**Exercise instructions**
Look through the records below and collect all lines that hold the string "浮动利率债券".

**Data extract**
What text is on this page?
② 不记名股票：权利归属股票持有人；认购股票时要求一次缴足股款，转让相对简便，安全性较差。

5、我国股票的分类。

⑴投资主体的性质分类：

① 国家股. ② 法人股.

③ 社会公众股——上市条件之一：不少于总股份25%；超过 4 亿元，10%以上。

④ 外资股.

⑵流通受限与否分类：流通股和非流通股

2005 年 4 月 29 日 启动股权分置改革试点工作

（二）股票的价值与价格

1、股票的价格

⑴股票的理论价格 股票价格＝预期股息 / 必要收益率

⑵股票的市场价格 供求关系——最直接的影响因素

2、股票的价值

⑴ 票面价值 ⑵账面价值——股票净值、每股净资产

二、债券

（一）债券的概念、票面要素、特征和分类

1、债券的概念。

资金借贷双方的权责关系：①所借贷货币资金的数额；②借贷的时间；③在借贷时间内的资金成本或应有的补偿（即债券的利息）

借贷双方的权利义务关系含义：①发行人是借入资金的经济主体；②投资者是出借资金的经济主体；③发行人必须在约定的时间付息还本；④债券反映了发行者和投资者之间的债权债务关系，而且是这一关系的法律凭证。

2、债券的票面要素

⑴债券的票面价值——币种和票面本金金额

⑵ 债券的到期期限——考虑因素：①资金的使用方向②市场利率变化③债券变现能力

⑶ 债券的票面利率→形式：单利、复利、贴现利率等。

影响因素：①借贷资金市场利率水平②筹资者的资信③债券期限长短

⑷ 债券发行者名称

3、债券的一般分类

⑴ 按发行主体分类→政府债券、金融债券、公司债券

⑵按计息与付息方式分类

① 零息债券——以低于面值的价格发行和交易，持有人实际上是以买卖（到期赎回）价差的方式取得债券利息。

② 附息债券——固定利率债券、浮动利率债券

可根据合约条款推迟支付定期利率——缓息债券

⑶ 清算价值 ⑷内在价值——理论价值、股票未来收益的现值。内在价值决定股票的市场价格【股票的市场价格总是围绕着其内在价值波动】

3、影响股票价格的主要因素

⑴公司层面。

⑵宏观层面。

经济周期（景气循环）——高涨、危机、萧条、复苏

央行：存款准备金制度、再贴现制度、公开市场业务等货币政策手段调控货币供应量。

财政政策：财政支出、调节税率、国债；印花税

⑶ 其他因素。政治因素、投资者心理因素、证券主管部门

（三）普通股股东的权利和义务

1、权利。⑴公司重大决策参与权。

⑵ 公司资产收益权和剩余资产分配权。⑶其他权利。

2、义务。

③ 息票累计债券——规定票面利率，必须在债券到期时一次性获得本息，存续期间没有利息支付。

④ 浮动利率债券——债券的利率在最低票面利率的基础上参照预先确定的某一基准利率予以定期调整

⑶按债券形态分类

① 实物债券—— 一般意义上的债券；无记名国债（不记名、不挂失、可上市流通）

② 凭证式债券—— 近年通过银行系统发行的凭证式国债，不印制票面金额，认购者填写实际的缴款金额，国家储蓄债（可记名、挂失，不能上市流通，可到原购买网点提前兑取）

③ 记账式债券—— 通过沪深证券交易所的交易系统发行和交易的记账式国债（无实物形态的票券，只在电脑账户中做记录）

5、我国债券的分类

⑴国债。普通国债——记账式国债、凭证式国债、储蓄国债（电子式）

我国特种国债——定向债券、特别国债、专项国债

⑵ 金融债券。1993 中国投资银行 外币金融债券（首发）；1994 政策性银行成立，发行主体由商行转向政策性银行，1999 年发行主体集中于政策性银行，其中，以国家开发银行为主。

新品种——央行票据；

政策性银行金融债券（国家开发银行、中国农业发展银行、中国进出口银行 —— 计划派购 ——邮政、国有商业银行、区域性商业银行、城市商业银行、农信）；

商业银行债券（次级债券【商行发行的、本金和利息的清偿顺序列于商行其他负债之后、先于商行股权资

**Problem solution**
② 附息债券——固定利率债券、浮动利率债券
④ 浮动利率债券——债券的利率在最低票面利率的基础上参照预先确定的某一基准利率予以定期调整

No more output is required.